_Direction_
Within the records that follow, find every line containing the string "abstract". Copy those lines.

Dataset excerpt:
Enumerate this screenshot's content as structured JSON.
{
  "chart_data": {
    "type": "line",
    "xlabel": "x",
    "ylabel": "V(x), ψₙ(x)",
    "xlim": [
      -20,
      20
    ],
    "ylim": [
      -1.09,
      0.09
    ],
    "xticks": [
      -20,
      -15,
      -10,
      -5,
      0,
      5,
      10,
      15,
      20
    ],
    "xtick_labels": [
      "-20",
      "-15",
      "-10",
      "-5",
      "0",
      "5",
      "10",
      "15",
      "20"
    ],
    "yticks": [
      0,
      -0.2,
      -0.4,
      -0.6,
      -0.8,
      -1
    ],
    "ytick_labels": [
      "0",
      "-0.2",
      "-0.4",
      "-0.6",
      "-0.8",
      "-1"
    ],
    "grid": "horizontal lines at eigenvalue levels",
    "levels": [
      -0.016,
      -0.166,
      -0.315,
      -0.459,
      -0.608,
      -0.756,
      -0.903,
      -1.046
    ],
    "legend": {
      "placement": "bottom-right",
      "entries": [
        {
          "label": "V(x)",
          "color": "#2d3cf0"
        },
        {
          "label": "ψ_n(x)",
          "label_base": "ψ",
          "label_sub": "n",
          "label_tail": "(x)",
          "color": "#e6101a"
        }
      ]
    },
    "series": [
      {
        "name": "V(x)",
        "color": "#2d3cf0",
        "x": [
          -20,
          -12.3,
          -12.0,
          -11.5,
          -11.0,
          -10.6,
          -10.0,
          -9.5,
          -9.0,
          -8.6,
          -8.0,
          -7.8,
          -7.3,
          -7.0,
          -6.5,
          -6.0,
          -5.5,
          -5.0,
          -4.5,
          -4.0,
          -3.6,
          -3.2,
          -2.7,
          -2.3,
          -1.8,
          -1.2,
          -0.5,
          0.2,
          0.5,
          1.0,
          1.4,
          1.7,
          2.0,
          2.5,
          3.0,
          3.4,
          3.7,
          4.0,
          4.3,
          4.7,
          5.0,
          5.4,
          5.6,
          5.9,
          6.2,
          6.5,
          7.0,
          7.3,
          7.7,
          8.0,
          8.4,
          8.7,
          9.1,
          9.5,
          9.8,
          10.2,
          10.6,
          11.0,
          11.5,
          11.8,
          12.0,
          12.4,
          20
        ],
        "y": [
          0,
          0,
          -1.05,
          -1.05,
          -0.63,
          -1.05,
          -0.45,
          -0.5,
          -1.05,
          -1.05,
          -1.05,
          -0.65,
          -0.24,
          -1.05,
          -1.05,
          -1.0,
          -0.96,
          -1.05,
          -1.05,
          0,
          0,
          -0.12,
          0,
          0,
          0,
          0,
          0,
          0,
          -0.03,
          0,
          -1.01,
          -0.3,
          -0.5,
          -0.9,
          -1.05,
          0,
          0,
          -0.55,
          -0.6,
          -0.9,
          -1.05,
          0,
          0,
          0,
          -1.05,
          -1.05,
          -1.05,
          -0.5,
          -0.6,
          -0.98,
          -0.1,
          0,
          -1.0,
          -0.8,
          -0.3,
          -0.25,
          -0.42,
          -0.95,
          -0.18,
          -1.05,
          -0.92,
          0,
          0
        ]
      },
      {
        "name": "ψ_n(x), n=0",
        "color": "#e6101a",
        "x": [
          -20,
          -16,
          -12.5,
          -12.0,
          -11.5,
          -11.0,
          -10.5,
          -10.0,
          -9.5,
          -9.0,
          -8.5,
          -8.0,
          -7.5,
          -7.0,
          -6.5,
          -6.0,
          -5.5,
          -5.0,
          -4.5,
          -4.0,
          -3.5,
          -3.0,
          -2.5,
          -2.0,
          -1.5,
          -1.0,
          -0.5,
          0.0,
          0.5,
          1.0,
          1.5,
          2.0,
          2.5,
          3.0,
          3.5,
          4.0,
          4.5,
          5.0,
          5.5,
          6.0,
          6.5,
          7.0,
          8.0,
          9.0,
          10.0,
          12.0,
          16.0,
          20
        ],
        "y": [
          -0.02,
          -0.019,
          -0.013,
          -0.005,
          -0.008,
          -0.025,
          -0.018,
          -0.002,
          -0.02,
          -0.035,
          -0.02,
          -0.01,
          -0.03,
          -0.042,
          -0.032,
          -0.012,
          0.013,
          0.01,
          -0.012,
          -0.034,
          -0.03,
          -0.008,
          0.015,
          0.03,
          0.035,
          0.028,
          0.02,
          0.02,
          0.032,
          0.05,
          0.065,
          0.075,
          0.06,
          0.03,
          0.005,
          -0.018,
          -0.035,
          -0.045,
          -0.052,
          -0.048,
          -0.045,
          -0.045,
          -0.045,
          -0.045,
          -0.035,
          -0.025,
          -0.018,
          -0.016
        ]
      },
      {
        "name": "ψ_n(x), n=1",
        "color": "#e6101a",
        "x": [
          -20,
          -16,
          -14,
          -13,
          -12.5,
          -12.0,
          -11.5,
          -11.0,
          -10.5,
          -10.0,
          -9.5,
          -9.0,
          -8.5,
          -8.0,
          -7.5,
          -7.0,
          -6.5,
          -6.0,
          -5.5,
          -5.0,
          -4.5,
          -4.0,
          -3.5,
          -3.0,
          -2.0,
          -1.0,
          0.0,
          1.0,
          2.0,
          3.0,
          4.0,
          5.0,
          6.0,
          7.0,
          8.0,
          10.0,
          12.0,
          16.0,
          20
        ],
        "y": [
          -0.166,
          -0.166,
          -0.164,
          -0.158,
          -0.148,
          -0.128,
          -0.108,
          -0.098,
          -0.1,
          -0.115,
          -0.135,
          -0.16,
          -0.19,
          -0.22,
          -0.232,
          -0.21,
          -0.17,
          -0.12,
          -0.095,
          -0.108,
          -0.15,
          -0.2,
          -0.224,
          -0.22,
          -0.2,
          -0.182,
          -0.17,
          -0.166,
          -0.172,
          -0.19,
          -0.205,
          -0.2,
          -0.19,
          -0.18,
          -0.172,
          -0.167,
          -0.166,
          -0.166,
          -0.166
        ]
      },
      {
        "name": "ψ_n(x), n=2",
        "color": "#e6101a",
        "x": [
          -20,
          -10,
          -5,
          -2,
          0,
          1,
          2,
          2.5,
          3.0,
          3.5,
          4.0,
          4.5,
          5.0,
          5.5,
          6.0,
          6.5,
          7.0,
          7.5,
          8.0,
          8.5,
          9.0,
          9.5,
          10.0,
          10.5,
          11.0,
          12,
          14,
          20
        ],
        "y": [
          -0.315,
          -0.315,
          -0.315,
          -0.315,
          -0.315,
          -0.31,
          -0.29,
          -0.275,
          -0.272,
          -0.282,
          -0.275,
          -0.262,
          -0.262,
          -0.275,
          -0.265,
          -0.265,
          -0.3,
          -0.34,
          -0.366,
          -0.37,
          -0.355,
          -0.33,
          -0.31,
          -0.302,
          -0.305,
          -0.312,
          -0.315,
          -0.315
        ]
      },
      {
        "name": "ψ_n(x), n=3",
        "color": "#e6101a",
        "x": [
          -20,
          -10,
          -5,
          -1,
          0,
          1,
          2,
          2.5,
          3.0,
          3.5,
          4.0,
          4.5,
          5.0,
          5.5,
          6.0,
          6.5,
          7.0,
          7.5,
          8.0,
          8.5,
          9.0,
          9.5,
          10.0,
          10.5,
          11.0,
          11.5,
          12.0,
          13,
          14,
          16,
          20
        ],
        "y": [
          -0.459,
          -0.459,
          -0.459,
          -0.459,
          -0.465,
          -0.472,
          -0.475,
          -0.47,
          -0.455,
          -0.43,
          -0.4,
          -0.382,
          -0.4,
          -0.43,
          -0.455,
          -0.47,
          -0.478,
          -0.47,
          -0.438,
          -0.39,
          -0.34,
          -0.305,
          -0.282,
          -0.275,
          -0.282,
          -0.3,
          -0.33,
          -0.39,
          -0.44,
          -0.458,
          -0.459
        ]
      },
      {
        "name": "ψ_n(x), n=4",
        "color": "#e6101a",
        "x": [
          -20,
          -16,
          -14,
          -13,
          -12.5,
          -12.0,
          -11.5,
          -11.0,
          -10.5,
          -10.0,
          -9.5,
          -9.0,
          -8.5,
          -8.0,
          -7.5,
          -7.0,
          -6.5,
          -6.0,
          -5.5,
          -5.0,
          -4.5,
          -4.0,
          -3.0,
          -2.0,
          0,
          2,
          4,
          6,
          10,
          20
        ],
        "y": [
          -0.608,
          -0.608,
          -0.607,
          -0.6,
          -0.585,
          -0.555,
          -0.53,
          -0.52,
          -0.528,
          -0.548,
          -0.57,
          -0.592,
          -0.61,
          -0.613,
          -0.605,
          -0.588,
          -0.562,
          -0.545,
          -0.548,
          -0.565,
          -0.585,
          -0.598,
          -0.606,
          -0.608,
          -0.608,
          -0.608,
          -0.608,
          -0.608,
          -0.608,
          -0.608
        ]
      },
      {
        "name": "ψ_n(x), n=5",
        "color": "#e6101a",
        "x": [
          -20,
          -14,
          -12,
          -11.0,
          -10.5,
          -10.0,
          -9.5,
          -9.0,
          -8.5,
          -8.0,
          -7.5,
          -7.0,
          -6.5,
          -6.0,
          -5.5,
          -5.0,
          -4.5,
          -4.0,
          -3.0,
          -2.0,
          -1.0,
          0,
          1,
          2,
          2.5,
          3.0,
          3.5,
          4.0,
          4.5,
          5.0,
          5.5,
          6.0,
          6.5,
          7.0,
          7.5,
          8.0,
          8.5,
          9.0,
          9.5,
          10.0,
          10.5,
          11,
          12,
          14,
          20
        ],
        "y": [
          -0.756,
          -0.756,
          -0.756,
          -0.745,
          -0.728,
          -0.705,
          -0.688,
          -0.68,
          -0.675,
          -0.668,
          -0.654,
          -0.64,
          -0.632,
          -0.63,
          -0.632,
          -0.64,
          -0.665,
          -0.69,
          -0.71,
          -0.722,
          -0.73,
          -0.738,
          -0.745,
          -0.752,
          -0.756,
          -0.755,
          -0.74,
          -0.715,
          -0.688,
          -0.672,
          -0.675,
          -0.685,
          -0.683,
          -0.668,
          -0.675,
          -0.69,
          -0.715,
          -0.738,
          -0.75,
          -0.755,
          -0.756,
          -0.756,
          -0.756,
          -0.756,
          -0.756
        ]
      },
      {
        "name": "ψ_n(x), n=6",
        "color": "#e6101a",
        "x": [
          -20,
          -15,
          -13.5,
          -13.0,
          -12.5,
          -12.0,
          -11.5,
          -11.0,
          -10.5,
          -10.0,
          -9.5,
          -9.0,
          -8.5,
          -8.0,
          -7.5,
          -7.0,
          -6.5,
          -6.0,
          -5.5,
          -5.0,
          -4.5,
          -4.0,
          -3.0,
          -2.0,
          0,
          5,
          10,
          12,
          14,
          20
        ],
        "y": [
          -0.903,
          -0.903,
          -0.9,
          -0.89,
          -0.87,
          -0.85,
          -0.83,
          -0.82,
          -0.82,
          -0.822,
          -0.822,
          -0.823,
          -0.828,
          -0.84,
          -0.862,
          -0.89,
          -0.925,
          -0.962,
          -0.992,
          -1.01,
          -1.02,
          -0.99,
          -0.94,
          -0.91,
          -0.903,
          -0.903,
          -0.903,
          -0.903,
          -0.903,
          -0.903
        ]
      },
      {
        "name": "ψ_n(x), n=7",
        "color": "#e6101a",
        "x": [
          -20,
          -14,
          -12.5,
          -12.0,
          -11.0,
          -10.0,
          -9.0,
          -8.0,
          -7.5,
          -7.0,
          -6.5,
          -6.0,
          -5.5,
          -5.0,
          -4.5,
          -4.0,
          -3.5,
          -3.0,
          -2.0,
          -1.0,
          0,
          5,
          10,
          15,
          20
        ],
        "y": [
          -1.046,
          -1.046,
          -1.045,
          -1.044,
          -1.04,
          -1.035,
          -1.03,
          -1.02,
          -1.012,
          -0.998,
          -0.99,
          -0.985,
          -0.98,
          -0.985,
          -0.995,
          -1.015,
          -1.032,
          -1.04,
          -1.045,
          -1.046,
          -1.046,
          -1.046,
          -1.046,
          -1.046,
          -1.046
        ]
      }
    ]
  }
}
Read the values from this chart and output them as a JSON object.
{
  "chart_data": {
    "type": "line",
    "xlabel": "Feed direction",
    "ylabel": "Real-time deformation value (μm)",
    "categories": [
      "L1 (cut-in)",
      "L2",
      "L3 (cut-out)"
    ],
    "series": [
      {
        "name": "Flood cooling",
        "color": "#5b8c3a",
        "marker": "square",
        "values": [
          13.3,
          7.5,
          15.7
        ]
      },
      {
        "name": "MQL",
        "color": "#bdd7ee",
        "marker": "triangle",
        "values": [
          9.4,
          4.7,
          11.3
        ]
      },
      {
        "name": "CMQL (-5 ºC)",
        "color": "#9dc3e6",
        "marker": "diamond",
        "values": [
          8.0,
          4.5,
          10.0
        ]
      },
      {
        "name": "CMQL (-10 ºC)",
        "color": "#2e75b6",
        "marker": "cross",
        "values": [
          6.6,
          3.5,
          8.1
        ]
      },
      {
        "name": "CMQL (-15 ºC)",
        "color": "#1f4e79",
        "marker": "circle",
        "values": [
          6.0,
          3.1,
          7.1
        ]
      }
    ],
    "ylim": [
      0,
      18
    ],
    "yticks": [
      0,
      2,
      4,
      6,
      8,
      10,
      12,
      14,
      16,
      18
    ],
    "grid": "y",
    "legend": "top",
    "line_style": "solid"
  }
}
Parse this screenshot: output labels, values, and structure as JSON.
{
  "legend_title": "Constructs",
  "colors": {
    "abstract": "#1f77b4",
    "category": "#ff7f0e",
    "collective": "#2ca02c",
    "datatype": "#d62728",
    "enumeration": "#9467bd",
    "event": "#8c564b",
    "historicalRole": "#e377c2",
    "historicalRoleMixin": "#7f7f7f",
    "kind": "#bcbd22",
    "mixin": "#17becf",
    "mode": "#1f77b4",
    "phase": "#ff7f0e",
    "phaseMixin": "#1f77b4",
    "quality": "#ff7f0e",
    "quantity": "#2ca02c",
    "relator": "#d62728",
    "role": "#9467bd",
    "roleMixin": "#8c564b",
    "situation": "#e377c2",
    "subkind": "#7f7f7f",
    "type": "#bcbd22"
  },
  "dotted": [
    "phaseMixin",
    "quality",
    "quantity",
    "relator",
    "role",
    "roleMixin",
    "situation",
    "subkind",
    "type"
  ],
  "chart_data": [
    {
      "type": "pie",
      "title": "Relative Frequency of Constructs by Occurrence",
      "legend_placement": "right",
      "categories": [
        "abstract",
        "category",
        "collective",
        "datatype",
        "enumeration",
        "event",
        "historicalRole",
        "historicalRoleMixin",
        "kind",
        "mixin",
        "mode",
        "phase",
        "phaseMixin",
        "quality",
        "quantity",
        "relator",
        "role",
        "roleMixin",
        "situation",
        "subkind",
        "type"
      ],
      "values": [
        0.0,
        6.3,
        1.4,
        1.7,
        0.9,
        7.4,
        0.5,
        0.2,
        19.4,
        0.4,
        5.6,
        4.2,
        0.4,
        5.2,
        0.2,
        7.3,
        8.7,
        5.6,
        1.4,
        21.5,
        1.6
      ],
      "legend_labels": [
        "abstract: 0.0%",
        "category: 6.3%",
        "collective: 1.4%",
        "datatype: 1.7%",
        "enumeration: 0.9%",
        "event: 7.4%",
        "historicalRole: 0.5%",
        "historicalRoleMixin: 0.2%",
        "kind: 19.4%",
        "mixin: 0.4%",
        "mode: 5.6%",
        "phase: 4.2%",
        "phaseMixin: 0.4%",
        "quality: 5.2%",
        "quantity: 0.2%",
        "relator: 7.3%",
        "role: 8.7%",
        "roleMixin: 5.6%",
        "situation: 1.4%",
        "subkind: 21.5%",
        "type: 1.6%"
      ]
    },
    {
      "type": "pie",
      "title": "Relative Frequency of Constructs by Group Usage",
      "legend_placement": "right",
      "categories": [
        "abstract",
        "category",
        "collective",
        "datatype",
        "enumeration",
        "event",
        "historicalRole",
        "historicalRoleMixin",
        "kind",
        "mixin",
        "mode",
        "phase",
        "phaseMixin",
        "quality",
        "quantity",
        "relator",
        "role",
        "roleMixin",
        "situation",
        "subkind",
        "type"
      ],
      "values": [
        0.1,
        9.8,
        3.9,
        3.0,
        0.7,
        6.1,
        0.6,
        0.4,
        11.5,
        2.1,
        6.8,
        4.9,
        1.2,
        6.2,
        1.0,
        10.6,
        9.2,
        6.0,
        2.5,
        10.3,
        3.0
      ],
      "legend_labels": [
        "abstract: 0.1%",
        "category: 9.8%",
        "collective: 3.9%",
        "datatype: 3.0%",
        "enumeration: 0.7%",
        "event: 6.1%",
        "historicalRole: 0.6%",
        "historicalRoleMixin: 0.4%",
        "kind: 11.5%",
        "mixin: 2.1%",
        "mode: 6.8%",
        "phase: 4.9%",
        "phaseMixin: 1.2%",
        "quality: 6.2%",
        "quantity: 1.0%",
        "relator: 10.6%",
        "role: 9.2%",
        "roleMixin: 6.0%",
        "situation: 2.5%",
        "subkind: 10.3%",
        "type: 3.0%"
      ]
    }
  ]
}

_Correct output_
    "abstract": "#1f77b4",
        "abstract",
        "abstract: 0.0%",
        "abstract",
        "abstract: 0.1%",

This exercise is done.